Saved data entries:
#####
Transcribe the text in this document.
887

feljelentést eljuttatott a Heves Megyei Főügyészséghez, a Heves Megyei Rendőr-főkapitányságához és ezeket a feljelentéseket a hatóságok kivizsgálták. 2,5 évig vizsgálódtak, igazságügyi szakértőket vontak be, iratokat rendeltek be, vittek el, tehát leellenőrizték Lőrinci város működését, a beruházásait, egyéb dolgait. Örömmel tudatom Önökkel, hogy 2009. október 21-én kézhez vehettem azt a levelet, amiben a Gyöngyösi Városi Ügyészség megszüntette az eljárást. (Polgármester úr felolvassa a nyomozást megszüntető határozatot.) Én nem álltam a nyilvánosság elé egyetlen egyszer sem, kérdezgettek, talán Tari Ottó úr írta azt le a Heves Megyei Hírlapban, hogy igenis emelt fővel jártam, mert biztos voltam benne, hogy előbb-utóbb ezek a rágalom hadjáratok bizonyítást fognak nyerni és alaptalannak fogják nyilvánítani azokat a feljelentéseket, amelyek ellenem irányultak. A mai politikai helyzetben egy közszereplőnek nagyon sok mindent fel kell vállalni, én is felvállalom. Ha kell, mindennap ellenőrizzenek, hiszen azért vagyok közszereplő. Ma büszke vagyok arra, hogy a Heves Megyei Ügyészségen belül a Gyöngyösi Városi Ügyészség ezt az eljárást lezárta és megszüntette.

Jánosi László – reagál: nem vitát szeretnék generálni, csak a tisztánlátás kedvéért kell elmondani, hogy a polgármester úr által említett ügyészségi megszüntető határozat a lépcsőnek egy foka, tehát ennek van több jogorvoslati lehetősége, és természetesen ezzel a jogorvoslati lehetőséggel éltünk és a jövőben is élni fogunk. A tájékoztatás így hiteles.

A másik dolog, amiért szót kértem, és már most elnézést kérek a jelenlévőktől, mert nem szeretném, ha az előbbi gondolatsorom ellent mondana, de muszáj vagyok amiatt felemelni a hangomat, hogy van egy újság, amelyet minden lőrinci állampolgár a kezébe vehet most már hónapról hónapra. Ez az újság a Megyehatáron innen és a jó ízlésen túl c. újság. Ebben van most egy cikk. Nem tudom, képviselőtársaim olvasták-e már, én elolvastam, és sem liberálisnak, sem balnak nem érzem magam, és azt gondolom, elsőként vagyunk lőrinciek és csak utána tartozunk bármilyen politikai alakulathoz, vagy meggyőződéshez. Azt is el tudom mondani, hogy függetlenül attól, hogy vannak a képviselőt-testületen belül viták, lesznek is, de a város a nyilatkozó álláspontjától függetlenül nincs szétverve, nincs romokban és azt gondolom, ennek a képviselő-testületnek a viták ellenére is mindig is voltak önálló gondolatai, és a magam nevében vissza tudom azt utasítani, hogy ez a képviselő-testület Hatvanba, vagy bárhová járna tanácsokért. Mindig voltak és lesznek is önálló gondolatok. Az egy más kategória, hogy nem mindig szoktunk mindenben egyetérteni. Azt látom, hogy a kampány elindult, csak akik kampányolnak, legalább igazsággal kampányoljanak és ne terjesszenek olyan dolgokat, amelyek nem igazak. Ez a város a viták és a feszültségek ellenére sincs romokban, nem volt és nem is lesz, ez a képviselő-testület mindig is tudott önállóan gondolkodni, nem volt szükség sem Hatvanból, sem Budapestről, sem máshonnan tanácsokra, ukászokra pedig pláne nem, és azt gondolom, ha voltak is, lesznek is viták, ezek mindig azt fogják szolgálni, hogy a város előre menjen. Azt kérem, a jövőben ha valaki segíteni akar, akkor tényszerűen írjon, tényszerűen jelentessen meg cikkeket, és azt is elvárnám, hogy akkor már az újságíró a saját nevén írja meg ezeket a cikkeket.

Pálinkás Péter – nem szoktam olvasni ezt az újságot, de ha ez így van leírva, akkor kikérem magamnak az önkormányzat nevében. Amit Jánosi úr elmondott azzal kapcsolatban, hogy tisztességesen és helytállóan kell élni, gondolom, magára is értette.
#####
_Objective_. Extract, from the material above, each line holding the word "Jánosi".

_Answer for this exercise_.
Jánosi László – reagál: nem vitát szeretnék generálni, csak a tisztánlátás kedvéért kell elmondani, hogy a polgármester úr által említett ügyészségi megszüntető határozat a lépcsőnek egy foka, tehát ennek van több jogorvoslati lehetősége, és természetesen ezzel a jogorvoslati lehetőséggel éltünk és a jövőben is élni fogunk. A tájékoztatás így hiteles.
Pálinkás Péter – nem szoktam olvasni ezt az újságot, de ha ez így van leírva, akkor kikérem magamnak az önkormányzat nevében. Amit Jánosi úr elmondott azzal kapcsolatban, hogy tisztességesen és helytállóan kell élni, gondolom, magára is értette.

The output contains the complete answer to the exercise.